Task brief: The string "cyclic" may appear in lines of the listing. Report each line where it does.

Stored data:

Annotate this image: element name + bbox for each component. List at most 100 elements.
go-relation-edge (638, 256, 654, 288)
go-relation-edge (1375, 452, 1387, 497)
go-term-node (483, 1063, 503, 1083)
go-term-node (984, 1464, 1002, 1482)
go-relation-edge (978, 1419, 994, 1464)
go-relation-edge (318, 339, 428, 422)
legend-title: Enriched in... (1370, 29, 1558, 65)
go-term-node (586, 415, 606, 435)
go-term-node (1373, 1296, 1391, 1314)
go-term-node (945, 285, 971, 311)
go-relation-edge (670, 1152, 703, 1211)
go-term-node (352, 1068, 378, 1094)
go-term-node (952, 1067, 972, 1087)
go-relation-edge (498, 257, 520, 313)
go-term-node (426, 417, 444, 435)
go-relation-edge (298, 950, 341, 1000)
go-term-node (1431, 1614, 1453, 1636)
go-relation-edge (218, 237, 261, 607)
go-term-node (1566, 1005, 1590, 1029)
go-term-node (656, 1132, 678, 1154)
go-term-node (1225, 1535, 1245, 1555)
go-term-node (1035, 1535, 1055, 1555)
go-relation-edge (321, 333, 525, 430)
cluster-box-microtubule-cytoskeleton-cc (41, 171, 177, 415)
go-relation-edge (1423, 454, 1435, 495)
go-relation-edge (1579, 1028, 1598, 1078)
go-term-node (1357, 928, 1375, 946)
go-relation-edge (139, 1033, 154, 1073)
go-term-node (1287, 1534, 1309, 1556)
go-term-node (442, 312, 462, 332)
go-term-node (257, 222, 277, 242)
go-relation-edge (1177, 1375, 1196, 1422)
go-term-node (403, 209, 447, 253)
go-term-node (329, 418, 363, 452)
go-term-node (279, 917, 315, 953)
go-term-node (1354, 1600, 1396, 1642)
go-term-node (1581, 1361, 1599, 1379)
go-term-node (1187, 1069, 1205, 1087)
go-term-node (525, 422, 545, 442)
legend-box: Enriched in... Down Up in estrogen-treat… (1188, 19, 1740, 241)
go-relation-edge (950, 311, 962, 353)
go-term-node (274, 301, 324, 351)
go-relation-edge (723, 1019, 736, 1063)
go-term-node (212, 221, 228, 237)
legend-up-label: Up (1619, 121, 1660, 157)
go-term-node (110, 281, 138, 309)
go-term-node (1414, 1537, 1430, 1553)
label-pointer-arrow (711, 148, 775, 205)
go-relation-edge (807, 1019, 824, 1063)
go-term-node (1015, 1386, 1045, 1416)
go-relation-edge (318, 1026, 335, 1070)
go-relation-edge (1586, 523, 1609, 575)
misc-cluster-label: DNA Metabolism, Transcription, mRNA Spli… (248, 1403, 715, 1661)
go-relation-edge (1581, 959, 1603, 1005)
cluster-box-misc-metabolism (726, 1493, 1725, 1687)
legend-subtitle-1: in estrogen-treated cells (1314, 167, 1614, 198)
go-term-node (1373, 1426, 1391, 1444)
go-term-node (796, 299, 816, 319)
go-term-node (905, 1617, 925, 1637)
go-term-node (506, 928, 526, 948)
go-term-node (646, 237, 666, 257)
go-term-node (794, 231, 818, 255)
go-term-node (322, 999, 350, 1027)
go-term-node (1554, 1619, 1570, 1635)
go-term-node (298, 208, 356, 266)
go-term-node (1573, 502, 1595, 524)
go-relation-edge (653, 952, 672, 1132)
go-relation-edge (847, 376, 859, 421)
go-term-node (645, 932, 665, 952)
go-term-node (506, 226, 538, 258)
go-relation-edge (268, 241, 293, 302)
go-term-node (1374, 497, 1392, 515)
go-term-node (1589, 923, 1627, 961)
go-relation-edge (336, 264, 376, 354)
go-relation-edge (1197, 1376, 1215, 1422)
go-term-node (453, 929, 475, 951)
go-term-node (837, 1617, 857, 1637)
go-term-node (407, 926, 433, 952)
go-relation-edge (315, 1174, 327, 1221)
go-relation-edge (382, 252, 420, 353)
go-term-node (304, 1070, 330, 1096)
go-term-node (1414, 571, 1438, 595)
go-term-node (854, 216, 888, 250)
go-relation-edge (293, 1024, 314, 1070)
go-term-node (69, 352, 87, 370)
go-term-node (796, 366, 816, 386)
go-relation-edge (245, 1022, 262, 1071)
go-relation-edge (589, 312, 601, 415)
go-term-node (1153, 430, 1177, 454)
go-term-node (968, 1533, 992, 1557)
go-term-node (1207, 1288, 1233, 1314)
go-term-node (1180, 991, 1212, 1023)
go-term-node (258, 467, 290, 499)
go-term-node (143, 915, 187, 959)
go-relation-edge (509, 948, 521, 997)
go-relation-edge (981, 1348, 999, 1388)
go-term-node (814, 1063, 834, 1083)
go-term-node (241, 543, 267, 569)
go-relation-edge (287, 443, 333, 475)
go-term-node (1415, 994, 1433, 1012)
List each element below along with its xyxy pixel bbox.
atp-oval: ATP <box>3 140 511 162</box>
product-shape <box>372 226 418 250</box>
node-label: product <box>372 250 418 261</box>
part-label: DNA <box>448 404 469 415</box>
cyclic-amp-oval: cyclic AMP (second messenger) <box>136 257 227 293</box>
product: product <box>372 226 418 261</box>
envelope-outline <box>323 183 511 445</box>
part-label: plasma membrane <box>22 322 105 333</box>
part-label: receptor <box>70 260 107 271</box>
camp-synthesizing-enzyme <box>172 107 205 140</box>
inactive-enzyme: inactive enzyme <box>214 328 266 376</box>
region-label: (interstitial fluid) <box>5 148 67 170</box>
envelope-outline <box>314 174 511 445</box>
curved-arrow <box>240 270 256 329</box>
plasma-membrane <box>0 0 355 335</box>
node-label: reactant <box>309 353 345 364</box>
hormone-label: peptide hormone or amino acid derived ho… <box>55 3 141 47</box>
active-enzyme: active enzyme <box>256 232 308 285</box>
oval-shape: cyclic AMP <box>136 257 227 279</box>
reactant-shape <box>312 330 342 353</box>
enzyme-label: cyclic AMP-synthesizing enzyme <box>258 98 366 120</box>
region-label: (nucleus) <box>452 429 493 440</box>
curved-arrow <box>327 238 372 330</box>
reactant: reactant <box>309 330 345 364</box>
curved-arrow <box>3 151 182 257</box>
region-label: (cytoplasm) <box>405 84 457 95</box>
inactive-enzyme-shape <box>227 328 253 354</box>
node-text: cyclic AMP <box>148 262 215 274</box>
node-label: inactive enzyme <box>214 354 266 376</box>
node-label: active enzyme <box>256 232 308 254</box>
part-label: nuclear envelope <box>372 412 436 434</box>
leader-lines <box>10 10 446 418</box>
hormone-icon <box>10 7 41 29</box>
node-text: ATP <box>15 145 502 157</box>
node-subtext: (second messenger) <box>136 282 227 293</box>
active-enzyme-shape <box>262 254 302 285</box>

Response box:
cyclic-amp-oval: cyclic AMP (second messenger) <box>136 257 227 293</box>
oval-shape: cyclic AMP <box>136 257 227 279</box>
enzyme-label: cyclic AMP-synthesizing enzyme <box>258 98 366 120</box>
node-text: cyclic AMP <box>148 262 215 274</box>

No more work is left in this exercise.